## begin Records for the task

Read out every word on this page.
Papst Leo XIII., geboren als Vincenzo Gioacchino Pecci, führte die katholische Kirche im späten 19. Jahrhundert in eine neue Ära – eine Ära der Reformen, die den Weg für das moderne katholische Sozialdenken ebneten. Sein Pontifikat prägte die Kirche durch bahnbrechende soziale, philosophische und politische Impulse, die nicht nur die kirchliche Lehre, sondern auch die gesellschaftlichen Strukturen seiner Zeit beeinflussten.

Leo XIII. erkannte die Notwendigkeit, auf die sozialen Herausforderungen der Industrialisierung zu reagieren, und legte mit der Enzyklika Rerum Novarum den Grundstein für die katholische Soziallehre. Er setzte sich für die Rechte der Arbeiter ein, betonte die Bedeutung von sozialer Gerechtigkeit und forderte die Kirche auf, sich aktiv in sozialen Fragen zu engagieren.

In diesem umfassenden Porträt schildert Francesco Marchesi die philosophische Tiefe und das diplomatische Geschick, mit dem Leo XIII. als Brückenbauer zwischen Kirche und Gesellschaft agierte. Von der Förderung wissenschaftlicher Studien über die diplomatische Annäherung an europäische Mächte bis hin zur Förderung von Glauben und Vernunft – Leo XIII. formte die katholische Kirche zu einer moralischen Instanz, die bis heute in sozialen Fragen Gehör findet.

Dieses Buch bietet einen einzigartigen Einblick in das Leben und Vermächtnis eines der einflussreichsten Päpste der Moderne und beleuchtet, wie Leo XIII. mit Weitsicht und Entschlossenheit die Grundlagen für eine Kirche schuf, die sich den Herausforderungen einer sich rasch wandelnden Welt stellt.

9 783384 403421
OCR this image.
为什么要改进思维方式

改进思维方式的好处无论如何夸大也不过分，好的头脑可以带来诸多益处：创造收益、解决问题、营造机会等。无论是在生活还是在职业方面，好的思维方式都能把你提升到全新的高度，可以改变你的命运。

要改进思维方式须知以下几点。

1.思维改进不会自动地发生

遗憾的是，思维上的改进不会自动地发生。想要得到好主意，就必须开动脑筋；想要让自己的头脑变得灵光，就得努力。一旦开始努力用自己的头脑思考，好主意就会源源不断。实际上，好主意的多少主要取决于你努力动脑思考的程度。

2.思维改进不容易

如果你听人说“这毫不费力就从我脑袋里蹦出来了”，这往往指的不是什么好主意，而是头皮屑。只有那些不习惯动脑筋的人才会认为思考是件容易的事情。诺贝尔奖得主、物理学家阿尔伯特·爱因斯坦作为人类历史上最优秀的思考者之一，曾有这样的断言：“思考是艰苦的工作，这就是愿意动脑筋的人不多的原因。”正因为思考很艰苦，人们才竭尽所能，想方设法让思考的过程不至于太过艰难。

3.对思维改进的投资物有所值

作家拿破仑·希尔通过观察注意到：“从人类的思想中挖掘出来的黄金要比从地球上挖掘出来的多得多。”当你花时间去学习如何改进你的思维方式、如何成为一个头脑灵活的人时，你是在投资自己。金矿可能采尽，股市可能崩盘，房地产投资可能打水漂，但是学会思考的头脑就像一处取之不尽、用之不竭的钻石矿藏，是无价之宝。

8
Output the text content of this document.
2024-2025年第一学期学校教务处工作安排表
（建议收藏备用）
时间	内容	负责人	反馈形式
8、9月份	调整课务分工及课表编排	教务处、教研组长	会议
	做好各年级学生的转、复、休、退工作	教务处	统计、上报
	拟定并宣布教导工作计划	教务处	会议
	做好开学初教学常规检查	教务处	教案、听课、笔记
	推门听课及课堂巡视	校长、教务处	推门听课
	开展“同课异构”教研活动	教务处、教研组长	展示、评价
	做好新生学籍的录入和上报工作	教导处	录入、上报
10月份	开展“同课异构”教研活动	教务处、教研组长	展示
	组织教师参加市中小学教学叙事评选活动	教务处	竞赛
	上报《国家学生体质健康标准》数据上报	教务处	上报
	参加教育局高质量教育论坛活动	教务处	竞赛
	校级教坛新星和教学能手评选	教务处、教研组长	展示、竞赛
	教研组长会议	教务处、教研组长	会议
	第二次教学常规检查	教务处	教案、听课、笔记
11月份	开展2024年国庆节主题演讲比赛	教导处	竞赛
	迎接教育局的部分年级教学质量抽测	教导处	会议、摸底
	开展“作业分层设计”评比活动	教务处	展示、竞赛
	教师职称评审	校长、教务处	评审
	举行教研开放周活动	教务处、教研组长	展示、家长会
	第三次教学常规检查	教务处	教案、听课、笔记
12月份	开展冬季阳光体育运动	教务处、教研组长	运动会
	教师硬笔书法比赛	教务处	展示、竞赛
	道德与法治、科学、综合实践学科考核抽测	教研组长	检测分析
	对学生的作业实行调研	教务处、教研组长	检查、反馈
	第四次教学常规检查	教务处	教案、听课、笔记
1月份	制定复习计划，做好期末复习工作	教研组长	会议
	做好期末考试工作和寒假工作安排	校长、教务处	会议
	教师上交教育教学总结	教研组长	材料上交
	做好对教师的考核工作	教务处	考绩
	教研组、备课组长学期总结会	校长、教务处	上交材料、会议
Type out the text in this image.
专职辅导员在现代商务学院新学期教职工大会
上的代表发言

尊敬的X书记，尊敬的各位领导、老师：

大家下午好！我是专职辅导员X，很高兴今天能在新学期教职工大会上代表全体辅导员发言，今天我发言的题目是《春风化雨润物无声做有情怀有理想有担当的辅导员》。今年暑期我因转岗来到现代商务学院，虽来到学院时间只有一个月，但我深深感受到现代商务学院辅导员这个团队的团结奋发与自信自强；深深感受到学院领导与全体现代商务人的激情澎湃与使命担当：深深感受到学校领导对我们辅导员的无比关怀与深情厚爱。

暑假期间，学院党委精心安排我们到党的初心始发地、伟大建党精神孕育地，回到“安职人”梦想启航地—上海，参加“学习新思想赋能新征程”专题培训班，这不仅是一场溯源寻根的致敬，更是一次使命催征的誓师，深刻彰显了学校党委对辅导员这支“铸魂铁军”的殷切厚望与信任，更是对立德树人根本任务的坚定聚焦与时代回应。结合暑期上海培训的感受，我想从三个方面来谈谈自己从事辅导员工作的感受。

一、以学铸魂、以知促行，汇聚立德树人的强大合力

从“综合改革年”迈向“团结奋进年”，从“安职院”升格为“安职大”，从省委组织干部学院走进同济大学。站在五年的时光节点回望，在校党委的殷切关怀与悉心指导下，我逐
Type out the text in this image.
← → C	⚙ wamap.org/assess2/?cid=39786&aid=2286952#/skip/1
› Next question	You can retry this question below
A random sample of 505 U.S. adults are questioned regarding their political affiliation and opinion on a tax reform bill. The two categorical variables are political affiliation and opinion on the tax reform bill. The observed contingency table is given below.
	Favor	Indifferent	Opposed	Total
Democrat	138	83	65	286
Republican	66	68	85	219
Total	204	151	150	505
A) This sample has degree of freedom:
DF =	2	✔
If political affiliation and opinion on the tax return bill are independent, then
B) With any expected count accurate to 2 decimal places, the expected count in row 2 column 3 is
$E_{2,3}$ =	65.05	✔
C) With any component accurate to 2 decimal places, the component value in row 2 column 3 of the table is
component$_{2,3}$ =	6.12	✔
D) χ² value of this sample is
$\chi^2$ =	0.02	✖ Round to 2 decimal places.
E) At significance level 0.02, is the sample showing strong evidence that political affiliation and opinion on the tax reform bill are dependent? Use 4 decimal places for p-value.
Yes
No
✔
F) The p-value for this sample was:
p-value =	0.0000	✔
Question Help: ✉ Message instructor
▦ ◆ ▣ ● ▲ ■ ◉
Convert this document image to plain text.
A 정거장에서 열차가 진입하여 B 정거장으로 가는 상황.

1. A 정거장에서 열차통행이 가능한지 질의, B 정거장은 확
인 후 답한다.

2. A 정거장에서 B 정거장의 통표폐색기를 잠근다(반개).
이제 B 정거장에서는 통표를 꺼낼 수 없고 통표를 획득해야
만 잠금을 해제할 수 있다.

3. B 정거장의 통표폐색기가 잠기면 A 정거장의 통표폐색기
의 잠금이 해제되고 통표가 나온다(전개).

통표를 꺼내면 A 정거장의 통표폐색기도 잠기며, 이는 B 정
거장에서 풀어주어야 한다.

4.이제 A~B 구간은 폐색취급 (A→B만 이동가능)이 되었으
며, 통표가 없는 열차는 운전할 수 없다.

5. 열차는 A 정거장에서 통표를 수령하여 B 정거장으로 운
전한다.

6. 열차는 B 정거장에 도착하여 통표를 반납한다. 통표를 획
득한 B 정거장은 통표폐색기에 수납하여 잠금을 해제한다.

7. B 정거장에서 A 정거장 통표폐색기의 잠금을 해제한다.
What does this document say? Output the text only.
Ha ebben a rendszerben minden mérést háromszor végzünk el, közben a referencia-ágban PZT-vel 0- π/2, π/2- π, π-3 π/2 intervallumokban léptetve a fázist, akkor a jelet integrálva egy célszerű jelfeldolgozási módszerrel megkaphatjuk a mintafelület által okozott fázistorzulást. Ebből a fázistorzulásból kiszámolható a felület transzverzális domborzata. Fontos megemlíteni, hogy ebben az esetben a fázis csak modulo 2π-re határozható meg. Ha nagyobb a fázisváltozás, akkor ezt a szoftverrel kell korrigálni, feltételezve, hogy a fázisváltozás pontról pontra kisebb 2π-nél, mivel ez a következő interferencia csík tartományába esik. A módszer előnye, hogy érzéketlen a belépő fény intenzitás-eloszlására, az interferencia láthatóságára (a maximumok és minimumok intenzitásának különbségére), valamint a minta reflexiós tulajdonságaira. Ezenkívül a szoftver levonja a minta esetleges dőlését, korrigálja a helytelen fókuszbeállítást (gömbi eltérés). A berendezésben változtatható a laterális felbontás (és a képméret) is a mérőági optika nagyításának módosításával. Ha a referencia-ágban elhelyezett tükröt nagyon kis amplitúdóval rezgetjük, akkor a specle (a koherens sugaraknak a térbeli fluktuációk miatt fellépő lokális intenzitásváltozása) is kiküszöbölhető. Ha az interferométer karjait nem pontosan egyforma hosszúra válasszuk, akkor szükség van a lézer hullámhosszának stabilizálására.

## end Records for the task

- What is needed -
Copy exactly, and only, the lines from the one containing "What does this" through the last line of the listing.

- Full response -
What does this document say? Output the text only.
Ha ebben a rendszerben minden mérést háromszor végzünk el, közben a referencia-ágban PZT-vel 0- π/2, π/2- π, π-3 π/2 intervallumokban léptetve a fázist, akkor a jelet integrálva egy célszerű jelfeldolgozási módszerrel megkaphatjuk a mintafelület által okozott fázistorzulást. Ebből a fázistorzulásból kiszámolható a felület transzverzális domborzata. Fontos megemlíteni, hogy ebben az esetben a fázis csak modulo 2π-re határozható meg. Ha nagyobb a fázisváltozás, akkor ezt a szoftverrel kell korrigálni, feltételezve, hogy a fázisváltozás pontról pontra kisebb 2π-nél, mivel ez a következő interferencia csík tartományába esik. A módszer előnye, hogy érzéketlen a belépő fény intenzitás-eloszlására, az interferencia láthatóságára (a maximumok és minimumok intenzitásának különbségére), valamint a minta reflexiós tulajdonságaira. Ezenkívül a szoftver levonja a minta esetleges dőlését, korrigálja a helytelen fókuszbeállítást (gömbi eltérés). A berendezésben változtatható a laterális felbontás (és a képméret) is a mérőági optika nagyításának módosításával. Ha a referencia-ágban elhelyezett tükröt nagyon kis amplitúdóval rezgetjük, akkor a specle (a koherens sugaraknak a térbeli fluktuációk miatt fellépő lokális intenzitásváltozása) is kiküszöbölhető. Ha az interferométer karjait nem pontosan egyforma hosszúra válasszuk, akkor szükség van a lézer hullámhosszának stabilizálására.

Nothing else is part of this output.